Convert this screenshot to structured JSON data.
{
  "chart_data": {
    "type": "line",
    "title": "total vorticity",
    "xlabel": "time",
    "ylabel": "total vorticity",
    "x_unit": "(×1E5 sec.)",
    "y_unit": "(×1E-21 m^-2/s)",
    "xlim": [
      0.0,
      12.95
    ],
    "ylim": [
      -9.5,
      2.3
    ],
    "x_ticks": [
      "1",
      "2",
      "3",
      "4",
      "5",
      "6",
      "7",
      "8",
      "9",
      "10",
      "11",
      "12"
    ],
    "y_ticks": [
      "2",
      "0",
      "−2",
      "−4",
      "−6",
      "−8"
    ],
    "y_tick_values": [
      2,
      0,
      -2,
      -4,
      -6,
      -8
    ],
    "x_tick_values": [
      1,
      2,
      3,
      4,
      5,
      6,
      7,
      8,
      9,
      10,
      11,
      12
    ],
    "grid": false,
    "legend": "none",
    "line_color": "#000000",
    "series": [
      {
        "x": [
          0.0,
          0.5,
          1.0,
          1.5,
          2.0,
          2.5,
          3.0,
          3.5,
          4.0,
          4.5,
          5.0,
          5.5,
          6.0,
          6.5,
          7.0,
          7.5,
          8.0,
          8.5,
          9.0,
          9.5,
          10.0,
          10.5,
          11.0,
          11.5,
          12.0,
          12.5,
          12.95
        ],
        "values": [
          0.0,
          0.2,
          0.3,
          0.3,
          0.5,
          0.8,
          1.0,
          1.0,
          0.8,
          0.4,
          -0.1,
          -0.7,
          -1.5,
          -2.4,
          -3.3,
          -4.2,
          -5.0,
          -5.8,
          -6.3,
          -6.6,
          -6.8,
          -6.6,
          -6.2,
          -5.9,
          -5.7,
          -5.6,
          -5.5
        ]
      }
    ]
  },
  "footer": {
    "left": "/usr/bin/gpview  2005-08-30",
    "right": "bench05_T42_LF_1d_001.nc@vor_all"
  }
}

------------

**What is expected**
Every record shown above should be written out again exactly.

**Correct answer**
Convert this screenshot to structured JSON data.
{
  "chart_data": {
    "type": "line",
    "title": "total vorticity",
    "xlabel": "time",
    "ylabel": "total vorticity",
    "x_unit": "(×1E5 sec.)",
    "y_unit": "(×1E-21 m^-2/s)",
    "xlim": [
      0.0,
      12.95
    ],
    "ylim": [
      -9.5,
      2.3
    ],
    "x_ticks": [
      "1",
      "2",
      "3",
      "4",
      "5",
      "6",
      "7",
      "8",
      "9",
      "10",
      "11",
      "12"
    ],
    "y_ticks": [
      "2",
      "0",
      "−2",
      "−4",
      "−6",
      "−8"
    ],
    "y_tick_values": [
      2,
      0,
      -2,
      -4,
      -6,
      -8
    ],
    "x_tick_values": [
      1,
      2,
      3,
      4,
      5,
      6,
      7,
      8,
      9,
      10,
      11,
      12
    ],
    "grid": false,
    "legend": "none",
    "line_color": "#000000",
    "series": [
      {
        "x": [
          0.0,
          0.5,
          1.0,
          1.5,
          2.0,
          2.5,
          3.0,
          3.5,
          4.0,
          4.5,
          5.0,
          5.5,
          6.0,
          6.5,
          7.0,
          7.5,
          8.0,
          8.5,
          9.0,
          9.5,
          10.0,
          10.5,
          11.0,
          11.5,
          12.0,
          12.5,
          12.95
        ],
        "values": [
          0.0,
          0.2,
          0.3,
          0.3,
          0.5,
          0.8,
          1.0,
          1.0,
          0.8,
          0.4,
          -0.1,
          -0.7,
          -1.5,
          -2.4,
          -3.3,
          -4.2,
          -5.0,
          -5.8,
          -6.3,
          -6.6,
          -6.8,
          -6.6,
          -6.2,
          -5.9,
          -5.7,
          -5.6,
          -5.5
        ]
      }
    ]
  },
  "footer": {
    "left": "/usr/bin/gpview  2005-08-30",
    "right": "bench05_T42_LF_1d_001.nc@vor_all"
  }
}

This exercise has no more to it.